▶ Dataset
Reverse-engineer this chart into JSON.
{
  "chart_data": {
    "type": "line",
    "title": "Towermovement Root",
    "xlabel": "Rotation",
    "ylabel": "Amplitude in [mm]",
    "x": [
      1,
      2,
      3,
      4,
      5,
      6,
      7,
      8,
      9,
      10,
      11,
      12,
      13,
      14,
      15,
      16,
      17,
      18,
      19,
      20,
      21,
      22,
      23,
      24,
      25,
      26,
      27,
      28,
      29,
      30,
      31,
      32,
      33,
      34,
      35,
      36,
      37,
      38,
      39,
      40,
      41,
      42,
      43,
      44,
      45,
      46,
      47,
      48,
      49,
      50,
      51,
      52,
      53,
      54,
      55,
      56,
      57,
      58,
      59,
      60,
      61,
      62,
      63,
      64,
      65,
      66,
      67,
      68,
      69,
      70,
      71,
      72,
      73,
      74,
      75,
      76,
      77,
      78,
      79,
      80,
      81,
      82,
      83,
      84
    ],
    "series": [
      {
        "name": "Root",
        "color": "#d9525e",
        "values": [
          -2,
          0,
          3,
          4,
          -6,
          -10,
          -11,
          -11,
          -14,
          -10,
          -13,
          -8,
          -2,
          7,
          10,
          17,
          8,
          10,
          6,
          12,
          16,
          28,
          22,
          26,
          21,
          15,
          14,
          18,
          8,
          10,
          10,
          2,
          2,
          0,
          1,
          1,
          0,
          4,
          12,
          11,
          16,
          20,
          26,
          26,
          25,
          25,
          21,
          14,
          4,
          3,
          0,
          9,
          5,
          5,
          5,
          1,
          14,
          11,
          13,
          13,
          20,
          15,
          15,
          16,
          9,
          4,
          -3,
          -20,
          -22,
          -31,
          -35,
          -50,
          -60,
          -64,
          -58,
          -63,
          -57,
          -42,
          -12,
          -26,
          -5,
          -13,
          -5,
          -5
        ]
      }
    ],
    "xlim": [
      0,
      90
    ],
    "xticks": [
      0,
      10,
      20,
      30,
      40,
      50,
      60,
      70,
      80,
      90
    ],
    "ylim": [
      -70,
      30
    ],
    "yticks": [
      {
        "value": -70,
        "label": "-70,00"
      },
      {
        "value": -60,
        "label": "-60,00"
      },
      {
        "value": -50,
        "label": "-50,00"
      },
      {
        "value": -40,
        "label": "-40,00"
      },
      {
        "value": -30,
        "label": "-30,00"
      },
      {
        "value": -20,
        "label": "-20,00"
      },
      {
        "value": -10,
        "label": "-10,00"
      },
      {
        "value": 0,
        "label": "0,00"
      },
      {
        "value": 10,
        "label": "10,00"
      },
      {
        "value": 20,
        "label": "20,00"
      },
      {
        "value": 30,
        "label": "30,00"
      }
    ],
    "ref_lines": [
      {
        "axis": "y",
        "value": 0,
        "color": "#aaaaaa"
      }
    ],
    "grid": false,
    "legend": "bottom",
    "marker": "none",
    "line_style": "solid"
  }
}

▶ What you are asked to do
Go through the material and copy out every line with "Root" in it.

▶ The completed task
    "title": "Towermovement Root",
        "name": "Root",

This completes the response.